■ **Texto fornecido**:
______

04/09/2013

Alaska , a última fronteira. Matéria de nosso correspondente do Caribe e Alaska: Mr. Igor C. Mestriner.

Alaska, a última fronteira. Tais são os dizeres abaixo dos números nas placas dos automóveis que circulam pelo maior de todos os estados dos Estados Unidos da América. Nem mesmo nos meus mais remotos sonhos marítimos sequer imaginei que um dia navegaria por essas frias, misteriosas, perigosas e interessantíssimas águas. 



















Cheguei à encantadora cidadezinha de Homer, na Península do Kenai por volta das 3h da madrugada do dia 18 de Junho após passar o dia todo em trânsito vindo de New Port, Rhode Island, do outro lado do imenso país. O sol seguia alto no céu dando sequer sinal algum de que baixaria em algum momento... e tal foi minha primeira impressão dos 59⁰ de Latitude Norte onde eu agora caminhava tranquilamente metido em minhas botas e trazendo o velho saco de marinheiro ao ombro. Não fazia frio ou calor, o dia, digo, a noite estava linda e o porto pesqueiro junto ao final do chamado Homer Spit impressionou-me logo de saída com a quantidade de embarcações docadas ali e as outras tantas que entravam e saiam pela única e estreita entrada do porto que, aquelas alturas, eu nem sabia pra que lado ficava... mas o tempo e a boníssima gente do lugar não tardou a apresentar-me o pedaço, assim como parte das aguas locais.
Nordwind foi construída na Alemanha no ano de 1939, na cidade de Bremen. O construtor, H. Gruber, e sua equipe construíram o barco para a Marinha Alemã da época e, como todos sabem, aquela foi uma época bastante séria da história daquele país portanto, o barco era solido! Mais de 80 pés de madeira sustentadas por costelas de ferro fundido, belamente ornamentada com carpintaria de ponta em seu interior luxuoso, armada em Yawl, como muitos W. Fifes, entre outros tantos belos clássicos costumavam ser. Barco lindo, cheio de histórias não contadas e detalhes interessantes em bronze e madeira, assim como porcelanas nos banheiros, daquelas azul e branco, que davam gosto de contemplar e pensar em quem já havia escovado os dentes ali...

______

■ **Dados fornecidos**:

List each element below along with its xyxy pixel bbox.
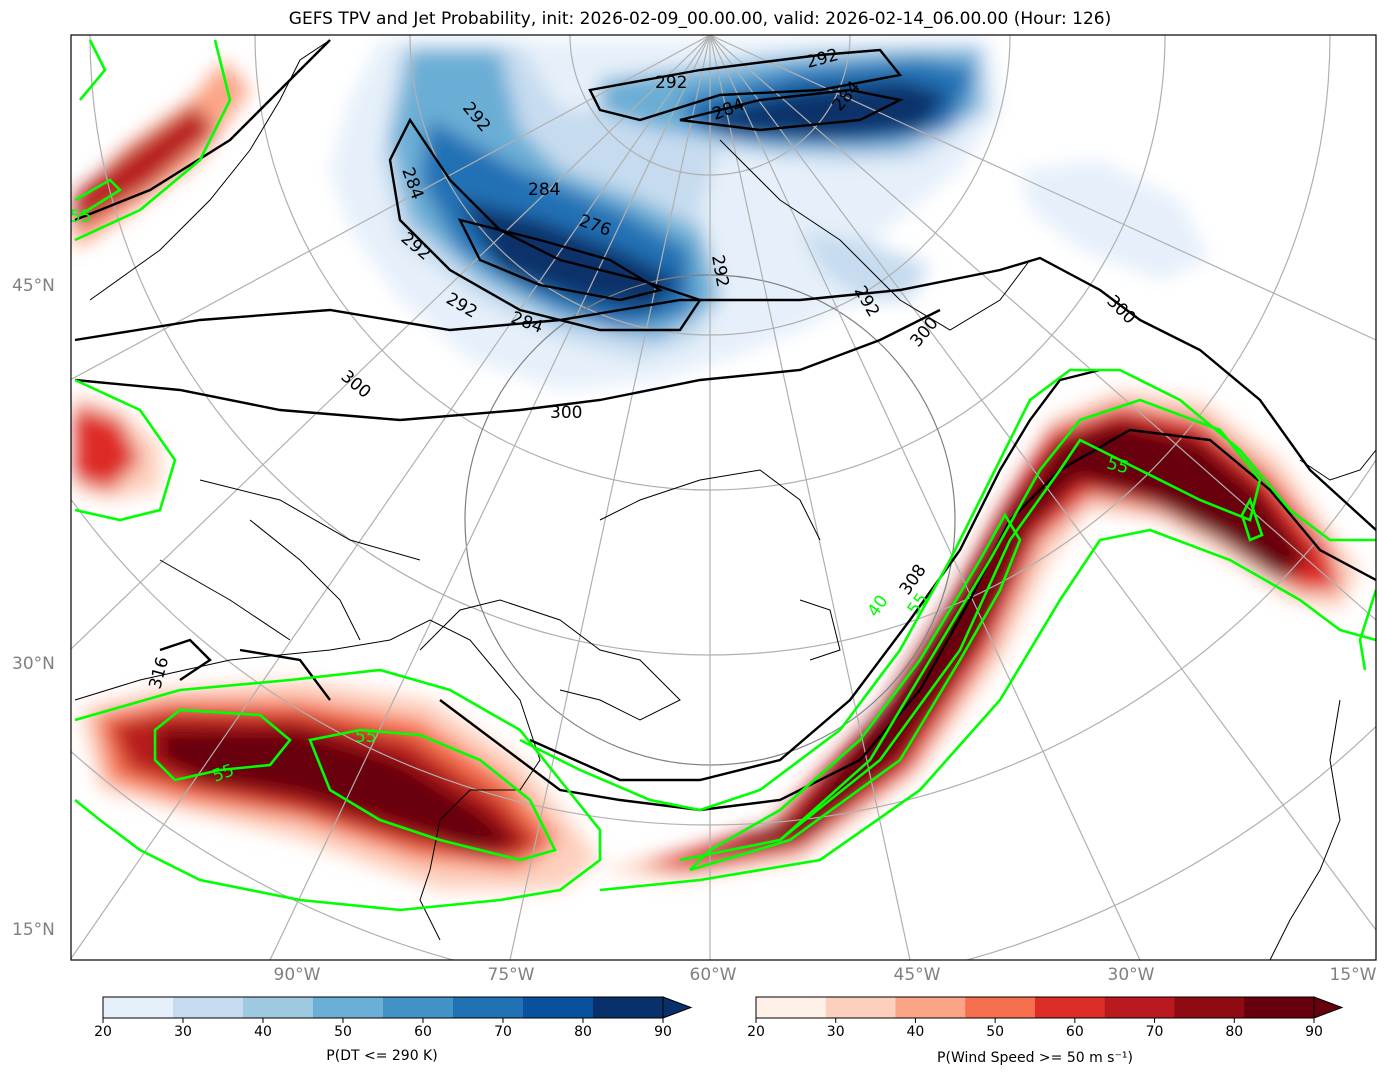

______

■ **Complete o seguinte**:
1. Reproduza o trecho do texto sobre o Alaska que começa em "Alaska, a última" e termina em "e interessantíssimas águas.".
2. Segundo o texto sobre o Alaska, em que cidade e em que ano a Nordwind foi construída?
3. Dê continuidade ao texto sobre o Alaska a partir da última frase.

■ **Respostas por tarefa**:
1.
Alaska, a última fronteira. Tais são os dizeres abaixo dos números nas placas dos automóveis que circulam pelo maior de todos os estados dos Estados Unidos da América. Nem mesmo nos meus mais remotos sonhos marítimos sequer imaginei que um dia navegaria por essas frias, misteriosas, perigosas e interessantíssimas águas.

2. Em Bremen, em 1939.

3.
Teríamos menos de um mês para reanimar o grande barco que ali literalmente hibernava(tipo um urso!) e levar o dono e sua simpática esposa para um cruzeiro de exploração pela península do Kenai por 10 dias, após o qual a embarcação seguiria para Vancouver, no Canadá, onde a mesma enfrentaria outro longo e frio inverno sem ninguém a bordo. Assim sendo,  nos enfurnamos a trabalhar e não paramos nem mesmo no feriado da Independência norte-americana – 4 de Julho e, ainda assim, a turma nos trouxe cachorros-quentes e “biscoitinhos da Liberdade”, muito gentil da parte deles por sinal! Fiz bons amigos ao longo dos muitos dias de trabalho pesado que realizei e se tem uma coisa que seja verdade sobre essa gente é o fato de eles respeitarem e tratarem com consideração aqueles que pesado trabalham.  Gente como o bom Dave do “Ashore watertaxi”, ao longo das semanas, me presentearam com carne de alçe, ostras frescas da fazenda-ali-do-outro-lado-da-baía, mexilhões, bacalhau negro defumado que eu-nunca-havia-comido-igual! Salmão e salmão e mais salmão... Nunca jamais havia pensado que comeria ou se podia comer tanto salmão e tão fresco...  Mamma mia!!! E também foi a vez do Senhor Mogar, o genial eletricista, levar-me pra jantar num restaurante de verdade por aqui, ir num bar, ouvir música local e falar com as pessoas que jamais-viram-um-brasileiro na vida. Tudo muito divertido e bastante tocante a forma como fui muitíssimo bem recebido aqui em Homer, no Alaska!
Aqui a coisa funciona nos termos da pesca comercial. Existem barcos e mais barcos entre 30 e 50 pés totalmente preparados para pescar toneladas de salmão de primeira qualidade pelas seis semanas por ano onde tal prática é permitida.  A maré é imensa, passando fácil dos 6 metros de amplitude, são quase 4.4 pés de agua subindo ou descendo a cada hora e daí o amigo já consegue imaginar as correntes do lugar. São perigosas as águas que esses homens e mulheres se aventuram para buscar seu peixe e também aqui se pratica aquela perigosíssima “pesca mortal” do caranguejo que tem até programa de tv a respeito, mas isso é no inverno e Deus me ajude de passar o primeiro inverno da minha vida tropical aqui!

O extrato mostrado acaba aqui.